AIM OF THE EXERCISE - Find the lines holding the string "JSON" in the data, then copy all of them.

MATERIAL TO PROCESS -
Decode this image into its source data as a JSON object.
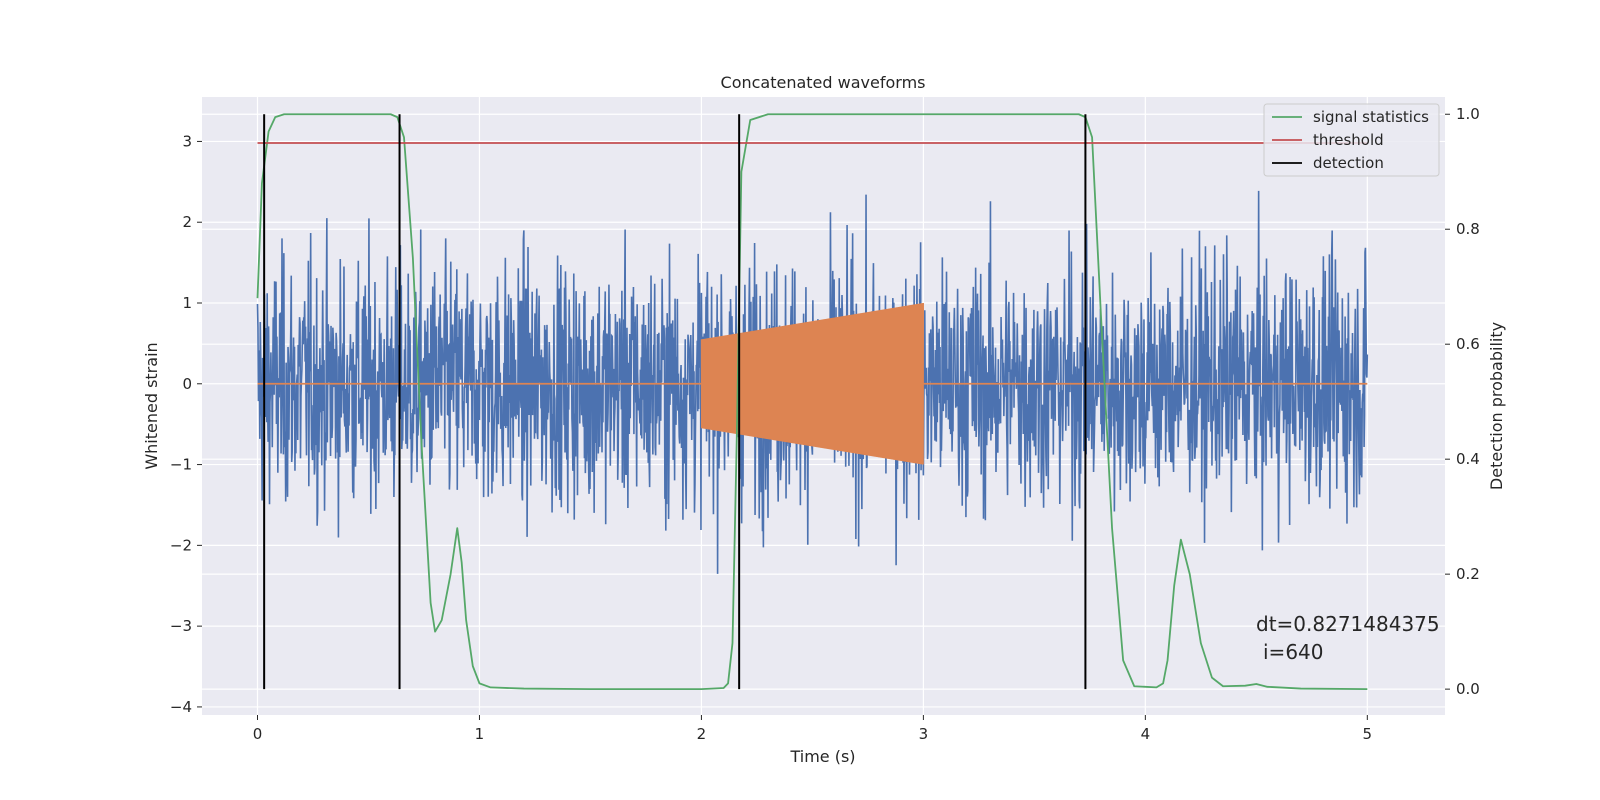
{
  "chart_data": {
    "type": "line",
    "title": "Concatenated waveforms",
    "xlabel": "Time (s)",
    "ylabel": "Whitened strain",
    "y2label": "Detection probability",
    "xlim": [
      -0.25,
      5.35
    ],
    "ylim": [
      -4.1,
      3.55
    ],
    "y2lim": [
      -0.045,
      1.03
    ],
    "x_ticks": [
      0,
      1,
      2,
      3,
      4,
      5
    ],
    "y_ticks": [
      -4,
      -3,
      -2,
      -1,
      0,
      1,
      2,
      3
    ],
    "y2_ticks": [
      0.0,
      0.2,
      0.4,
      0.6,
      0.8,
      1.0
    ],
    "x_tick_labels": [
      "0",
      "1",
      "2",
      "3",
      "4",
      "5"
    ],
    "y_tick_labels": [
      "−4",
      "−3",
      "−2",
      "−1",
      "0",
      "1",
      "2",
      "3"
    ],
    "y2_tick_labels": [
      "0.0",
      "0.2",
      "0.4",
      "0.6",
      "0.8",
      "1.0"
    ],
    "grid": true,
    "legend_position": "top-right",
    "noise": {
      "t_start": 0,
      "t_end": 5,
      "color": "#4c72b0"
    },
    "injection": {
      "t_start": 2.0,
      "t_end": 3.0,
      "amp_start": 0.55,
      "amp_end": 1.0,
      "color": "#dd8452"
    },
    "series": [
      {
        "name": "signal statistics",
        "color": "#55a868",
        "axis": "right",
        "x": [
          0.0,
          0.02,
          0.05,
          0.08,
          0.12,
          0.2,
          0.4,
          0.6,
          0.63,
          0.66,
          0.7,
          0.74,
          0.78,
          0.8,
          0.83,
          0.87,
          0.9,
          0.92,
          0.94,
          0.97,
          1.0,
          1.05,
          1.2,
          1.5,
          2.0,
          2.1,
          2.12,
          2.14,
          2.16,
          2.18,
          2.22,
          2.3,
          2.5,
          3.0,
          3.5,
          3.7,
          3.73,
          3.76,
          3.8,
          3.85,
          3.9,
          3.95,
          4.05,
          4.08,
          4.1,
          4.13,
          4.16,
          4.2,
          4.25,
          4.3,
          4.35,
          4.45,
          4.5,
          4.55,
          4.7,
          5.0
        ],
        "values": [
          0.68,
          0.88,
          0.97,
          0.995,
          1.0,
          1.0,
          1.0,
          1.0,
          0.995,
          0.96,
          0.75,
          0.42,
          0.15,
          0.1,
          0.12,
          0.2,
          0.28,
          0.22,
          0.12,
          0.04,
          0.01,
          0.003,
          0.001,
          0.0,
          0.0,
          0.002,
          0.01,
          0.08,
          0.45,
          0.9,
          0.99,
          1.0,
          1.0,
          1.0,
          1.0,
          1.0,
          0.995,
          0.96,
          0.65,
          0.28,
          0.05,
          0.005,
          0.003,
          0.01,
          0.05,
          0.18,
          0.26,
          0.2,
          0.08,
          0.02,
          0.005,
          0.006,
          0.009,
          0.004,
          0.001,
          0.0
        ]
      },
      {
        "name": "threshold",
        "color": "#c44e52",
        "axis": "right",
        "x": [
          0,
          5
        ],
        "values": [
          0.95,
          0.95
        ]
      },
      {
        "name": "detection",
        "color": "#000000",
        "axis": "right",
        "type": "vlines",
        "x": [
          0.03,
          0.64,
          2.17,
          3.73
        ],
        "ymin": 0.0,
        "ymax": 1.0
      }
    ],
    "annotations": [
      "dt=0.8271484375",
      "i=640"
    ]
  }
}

* * *

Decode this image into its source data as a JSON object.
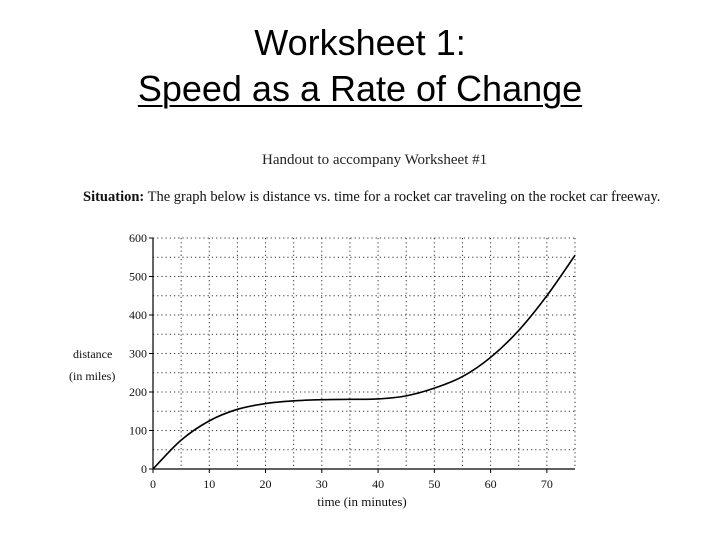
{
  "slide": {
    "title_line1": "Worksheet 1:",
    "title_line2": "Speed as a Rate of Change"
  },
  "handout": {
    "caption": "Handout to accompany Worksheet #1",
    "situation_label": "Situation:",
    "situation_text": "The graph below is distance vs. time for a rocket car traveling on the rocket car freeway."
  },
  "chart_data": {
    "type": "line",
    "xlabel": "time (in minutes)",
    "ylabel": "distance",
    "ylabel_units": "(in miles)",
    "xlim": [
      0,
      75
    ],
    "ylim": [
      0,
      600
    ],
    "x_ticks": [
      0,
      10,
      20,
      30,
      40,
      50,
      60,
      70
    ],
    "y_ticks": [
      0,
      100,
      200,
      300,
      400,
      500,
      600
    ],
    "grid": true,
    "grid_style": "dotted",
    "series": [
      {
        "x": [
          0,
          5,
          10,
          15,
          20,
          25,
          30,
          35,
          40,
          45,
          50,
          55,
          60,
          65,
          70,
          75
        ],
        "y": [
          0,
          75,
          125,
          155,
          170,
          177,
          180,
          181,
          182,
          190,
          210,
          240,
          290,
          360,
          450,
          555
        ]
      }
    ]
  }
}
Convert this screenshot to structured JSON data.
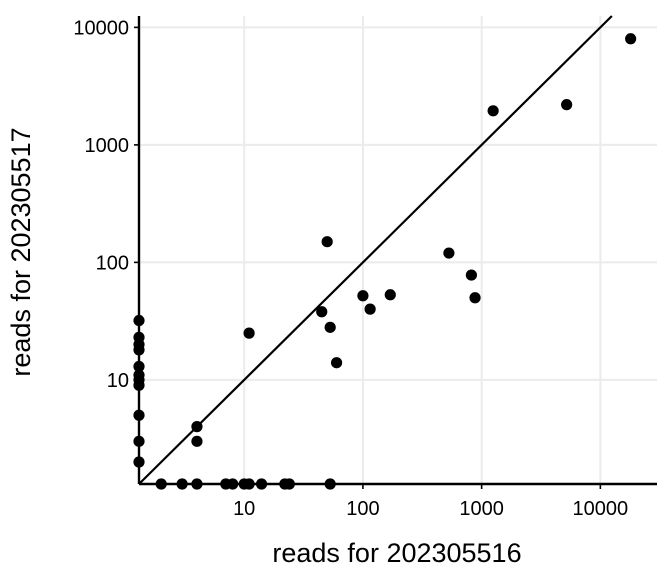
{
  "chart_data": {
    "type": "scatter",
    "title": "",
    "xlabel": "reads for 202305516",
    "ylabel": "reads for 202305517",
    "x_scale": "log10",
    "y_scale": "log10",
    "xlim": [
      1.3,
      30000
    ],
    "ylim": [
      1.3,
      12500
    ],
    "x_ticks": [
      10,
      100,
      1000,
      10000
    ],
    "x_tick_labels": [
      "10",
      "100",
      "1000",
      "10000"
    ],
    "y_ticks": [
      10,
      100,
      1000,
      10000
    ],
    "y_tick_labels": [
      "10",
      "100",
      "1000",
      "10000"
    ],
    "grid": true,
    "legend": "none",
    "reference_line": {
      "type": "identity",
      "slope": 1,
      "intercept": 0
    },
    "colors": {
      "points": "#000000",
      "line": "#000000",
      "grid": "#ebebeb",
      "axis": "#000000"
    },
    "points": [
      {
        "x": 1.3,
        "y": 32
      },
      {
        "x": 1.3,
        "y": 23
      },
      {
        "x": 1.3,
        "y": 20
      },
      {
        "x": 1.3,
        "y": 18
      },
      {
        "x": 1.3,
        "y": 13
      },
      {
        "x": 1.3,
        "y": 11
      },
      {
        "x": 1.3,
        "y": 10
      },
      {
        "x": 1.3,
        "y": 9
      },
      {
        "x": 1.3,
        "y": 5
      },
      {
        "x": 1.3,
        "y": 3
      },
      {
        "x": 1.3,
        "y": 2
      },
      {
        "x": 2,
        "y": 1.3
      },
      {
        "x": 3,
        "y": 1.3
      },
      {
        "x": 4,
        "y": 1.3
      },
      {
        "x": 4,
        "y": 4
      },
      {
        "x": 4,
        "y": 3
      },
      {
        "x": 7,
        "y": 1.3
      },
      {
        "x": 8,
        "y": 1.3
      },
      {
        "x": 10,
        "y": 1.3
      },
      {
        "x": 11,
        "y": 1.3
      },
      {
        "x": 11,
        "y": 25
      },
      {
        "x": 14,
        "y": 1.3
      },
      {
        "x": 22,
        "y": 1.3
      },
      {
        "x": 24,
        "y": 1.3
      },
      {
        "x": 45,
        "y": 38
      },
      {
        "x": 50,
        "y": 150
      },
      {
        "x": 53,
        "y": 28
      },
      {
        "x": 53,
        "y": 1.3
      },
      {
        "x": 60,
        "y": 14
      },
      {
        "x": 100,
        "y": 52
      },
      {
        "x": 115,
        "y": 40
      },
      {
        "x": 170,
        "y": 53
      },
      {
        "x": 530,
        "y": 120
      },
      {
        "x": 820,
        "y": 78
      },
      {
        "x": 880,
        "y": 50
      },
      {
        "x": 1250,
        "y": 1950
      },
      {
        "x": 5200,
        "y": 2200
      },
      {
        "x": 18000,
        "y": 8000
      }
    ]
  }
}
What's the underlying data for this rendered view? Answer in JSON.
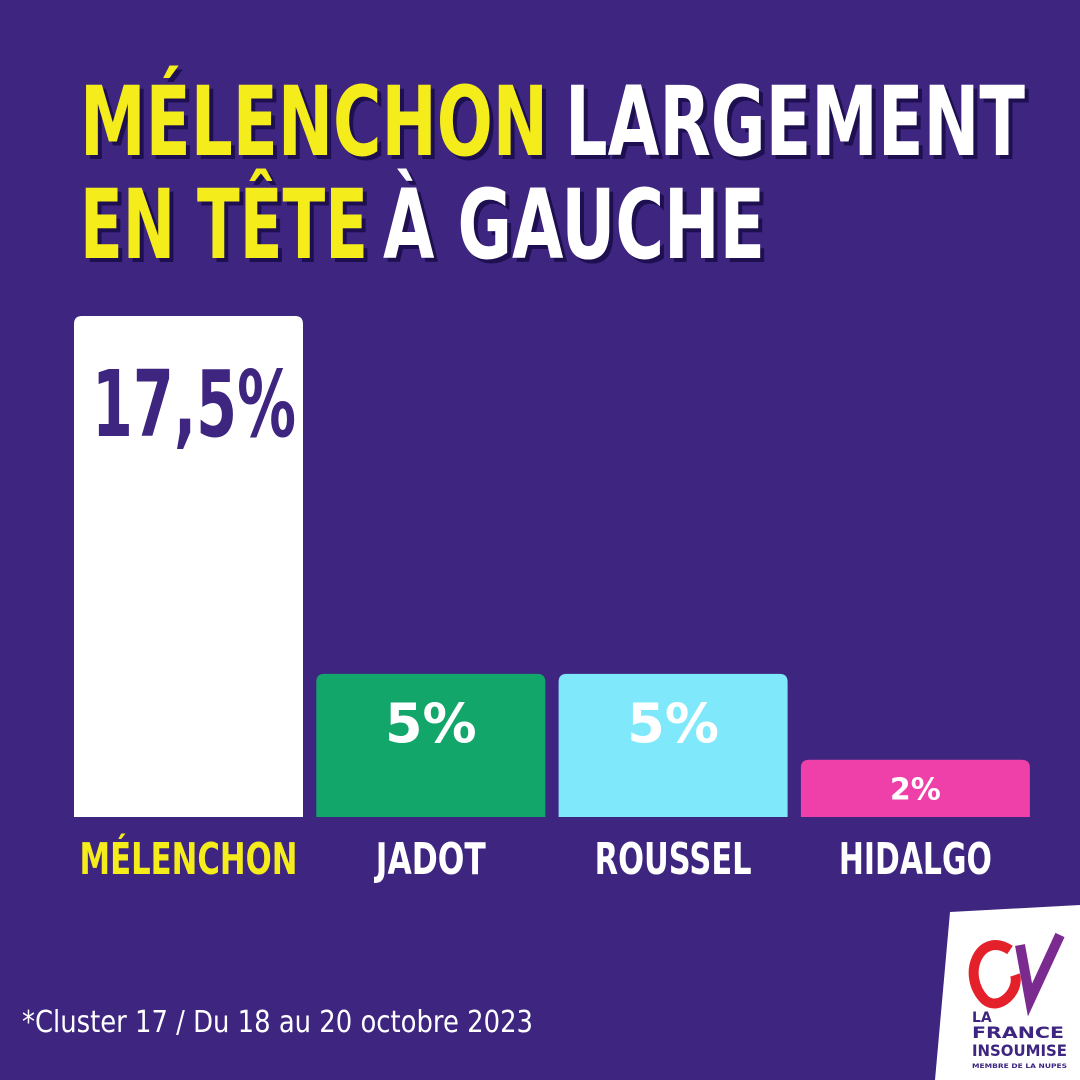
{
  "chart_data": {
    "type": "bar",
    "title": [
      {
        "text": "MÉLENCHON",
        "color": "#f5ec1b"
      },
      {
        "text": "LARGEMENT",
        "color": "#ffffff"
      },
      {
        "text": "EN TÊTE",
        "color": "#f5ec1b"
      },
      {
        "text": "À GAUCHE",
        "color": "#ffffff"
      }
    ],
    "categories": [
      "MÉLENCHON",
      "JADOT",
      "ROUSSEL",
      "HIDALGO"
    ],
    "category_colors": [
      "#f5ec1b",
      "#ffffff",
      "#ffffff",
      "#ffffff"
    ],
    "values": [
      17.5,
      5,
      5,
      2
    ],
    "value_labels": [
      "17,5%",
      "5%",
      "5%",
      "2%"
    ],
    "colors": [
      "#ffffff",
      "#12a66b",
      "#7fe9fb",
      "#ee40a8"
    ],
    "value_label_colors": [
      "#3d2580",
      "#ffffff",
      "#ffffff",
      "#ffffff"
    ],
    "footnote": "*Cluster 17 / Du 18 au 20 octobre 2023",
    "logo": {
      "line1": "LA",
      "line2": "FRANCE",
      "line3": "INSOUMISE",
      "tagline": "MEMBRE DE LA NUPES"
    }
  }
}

FULL OUTPUT -
Decode this image into its source data as a JSON object.
Decode this image into its source data as a JSON object.
Convert this screenshot to structured JSON data.
What's the underlying data for this rendered view? Answer in JSON.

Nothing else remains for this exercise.